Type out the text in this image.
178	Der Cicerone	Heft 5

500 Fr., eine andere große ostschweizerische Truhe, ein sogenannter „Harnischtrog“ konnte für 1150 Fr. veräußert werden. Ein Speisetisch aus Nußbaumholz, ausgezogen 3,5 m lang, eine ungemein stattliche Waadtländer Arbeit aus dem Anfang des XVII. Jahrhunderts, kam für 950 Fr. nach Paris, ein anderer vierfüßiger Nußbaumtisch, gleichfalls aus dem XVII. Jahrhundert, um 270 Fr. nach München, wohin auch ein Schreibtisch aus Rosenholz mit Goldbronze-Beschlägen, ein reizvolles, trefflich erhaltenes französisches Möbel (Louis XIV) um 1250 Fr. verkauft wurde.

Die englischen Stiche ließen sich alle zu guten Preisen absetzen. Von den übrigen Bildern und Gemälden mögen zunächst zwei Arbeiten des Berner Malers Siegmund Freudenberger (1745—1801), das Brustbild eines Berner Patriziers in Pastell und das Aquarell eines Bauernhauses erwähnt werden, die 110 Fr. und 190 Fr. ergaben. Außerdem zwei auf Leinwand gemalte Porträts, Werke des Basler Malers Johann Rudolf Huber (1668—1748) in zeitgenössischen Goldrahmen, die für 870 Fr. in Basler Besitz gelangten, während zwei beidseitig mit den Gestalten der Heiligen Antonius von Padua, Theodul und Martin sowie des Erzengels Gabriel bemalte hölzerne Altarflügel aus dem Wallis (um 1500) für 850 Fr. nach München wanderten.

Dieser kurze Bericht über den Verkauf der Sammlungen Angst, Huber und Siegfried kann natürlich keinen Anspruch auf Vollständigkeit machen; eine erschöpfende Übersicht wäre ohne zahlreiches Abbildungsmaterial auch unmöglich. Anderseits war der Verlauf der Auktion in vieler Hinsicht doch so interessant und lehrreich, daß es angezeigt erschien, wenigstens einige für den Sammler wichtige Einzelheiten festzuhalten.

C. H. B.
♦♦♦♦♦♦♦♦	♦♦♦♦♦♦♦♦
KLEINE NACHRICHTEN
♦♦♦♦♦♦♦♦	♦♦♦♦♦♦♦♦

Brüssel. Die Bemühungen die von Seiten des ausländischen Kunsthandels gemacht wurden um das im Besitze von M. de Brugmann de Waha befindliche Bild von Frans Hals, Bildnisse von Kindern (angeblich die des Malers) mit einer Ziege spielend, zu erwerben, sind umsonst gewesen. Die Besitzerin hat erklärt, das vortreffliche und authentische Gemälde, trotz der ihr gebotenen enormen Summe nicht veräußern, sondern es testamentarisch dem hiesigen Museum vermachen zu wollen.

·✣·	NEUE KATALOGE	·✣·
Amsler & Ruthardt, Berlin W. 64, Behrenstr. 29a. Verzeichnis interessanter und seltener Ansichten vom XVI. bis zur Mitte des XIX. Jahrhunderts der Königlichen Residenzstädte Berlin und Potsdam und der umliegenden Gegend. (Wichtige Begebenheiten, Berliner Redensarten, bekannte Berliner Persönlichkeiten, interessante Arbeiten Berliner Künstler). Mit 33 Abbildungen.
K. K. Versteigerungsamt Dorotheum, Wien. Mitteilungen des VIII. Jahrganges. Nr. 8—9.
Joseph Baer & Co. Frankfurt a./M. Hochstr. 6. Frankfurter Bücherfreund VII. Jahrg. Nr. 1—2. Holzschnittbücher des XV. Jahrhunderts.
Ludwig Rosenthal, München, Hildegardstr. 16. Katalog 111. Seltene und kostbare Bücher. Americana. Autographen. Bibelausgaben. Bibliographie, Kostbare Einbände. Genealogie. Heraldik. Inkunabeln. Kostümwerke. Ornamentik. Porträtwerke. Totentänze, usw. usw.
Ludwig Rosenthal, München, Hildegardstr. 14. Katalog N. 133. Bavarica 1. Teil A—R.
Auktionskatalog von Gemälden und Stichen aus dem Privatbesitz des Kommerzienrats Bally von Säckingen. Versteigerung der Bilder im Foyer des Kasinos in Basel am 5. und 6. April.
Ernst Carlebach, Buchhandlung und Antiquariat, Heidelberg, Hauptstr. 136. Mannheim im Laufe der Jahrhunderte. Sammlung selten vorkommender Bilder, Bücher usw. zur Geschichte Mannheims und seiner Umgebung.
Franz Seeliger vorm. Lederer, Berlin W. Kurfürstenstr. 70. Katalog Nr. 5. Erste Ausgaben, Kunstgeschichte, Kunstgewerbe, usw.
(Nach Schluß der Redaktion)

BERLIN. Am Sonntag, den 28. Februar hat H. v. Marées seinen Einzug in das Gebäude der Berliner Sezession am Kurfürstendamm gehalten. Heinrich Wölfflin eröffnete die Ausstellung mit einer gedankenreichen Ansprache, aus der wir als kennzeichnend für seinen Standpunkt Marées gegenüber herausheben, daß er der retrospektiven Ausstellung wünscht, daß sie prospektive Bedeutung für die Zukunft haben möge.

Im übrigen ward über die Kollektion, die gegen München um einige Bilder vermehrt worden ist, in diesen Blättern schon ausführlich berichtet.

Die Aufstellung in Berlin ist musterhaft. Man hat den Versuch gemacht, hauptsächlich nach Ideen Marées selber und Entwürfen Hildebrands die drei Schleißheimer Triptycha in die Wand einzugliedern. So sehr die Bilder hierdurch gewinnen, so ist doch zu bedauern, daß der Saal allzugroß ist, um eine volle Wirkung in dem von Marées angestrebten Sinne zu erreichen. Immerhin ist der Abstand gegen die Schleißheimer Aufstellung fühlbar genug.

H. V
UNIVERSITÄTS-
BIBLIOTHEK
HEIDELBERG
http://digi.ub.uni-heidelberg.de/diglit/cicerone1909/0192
== == ==
-- WRITTEN PROBLEM --
Tally the lines of the data that contain the string "Ludwig" and report the total alone.

-- EXERCISE OUTPUT --
2